**DATA TO USE:**

-- start --

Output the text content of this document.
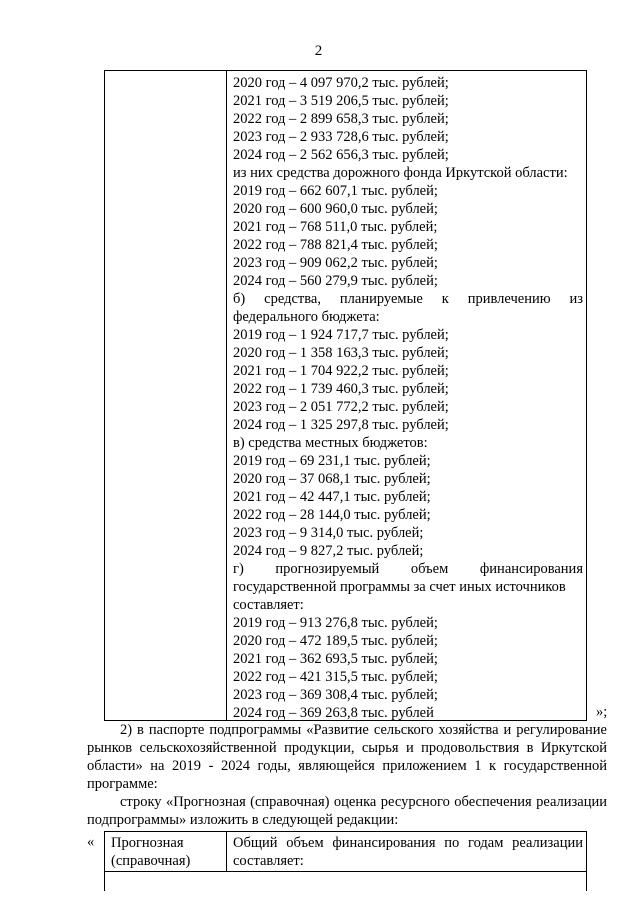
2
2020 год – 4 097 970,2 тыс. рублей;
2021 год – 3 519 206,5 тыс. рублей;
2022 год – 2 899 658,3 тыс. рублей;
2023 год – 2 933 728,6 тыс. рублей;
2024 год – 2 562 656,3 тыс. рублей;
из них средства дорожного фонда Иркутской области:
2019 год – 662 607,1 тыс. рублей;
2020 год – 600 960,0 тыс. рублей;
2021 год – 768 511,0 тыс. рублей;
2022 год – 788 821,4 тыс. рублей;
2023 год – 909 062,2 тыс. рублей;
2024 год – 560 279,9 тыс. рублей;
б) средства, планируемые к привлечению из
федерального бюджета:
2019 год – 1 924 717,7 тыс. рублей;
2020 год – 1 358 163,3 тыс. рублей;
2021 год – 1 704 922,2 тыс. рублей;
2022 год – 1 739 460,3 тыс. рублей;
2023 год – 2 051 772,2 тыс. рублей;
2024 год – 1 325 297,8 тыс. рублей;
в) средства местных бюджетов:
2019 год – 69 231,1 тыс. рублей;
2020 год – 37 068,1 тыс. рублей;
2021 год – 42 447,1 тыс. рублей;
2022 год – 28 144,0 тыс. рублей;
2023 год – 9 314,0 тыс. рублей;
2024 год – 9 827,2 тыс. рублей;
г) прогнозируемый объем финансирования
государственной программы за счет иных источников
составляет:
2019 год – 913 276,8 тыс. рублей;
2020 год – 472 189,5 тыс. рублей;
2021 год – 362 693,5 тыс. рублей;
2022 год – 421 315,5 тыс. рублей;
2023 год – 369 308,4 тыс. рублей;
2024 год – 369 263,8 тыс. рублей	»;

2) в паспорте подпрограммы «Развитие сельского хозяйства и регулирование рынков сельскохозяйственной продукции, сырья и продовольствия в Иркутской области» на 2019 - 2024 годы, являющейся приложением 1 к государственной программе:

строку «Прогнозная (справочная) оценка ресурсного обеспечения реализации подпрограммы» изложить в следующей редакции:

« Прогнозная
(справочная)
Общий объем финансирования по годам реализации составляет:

-- end --
-- start --

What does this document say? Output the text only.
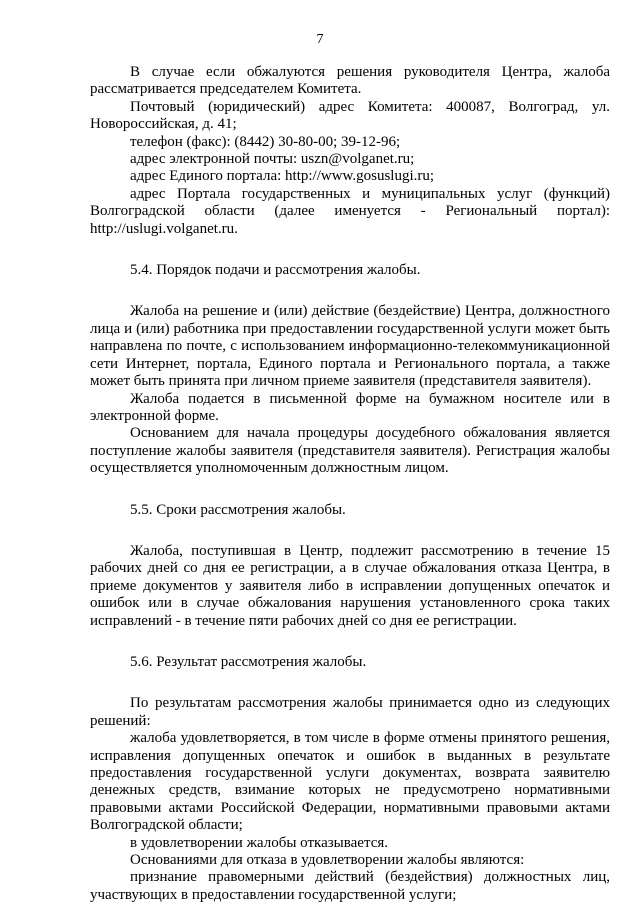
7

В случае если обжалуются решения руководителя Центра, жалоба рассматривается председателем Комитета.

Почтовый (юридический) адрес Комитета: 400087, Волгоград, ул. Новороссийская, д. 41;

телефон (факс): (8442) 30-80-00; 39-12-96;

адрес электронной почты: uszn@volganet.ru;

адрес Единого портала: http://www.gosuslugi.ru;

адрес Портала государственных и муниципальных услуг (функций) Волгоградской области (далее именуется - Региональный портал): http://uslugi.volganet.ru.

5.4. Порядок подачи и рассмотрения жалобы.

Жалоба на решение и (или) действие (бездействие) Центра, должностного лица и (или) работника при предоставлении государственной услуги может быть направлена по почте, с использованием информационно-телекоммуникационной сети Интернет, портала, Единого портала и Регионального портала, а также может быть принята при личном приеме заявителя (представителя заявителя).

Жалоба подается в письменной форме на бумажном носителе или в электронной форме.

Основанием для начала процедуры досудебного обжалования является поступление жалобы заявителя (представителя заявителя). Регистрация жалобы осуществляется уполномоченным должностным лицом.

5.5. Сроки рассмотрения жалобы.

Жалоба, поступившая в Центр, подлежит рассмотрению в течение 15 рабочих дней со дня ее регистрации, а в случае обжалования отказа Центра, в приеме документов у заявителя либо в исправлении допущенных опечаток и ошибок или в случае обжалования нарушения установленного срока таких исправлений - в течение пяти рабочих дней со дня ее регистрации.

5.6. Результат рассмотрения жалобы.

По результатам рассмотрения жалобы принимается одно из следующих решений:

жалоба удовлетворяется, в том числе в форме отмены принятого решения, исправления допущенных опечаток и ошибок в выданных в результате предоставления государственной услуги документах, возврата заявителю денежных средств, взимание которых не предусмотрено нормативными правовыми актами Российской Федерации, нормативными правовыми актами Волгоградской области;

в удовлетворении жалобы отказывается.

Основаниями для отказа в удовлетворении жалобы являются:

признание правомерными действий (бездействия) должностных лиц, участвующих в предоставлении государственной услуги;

-- end --
-- start --

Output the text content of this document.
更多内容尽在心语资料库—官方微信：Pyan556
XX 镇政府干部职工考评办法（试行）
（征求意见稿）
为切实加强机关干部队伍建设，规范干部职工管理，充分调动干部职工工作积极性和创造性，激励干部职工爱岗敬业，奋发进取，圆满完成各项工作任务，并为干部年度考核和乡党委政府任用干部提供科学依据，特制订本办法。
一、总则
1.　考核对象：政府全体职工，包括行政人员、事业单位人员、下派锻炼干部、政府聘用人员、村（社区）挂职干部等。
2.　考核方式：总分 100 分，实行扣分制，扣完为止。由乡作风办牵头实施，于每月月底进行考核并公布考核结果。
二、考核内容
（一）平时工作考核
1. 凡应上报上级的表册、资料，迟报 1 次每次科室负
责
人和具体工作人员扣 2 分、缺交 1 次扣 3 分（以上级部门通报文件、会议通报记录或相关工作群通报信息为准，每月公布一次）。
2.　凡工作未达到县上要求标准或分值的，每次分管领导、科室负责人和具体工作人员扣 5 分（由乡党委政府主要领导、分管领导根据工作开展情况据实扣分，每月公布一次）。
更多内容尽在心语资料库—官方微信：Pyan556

-- end --

**AIM OF THE EXERCISE:** Using the data above, copy each line that contains "представителя".

**REPLY:**
Жалоба на решение и (или) действие (бездействие) Центра, должностного лица и (или) работника при предоставлении государственной услуги может быть направлена по почте, с использованием информационно-телекоммуникационной сети Интернет, портала, Единого портала и Регионального портала, а также может быть принята при личном приеме заявителя (представителя заявителя).
Основанием для начала процедуры досудебного обжалования является поступление жалобы заявителя (представителя заявителя). Регистрация жалобы осуществляется уполномоченным должностным лицом.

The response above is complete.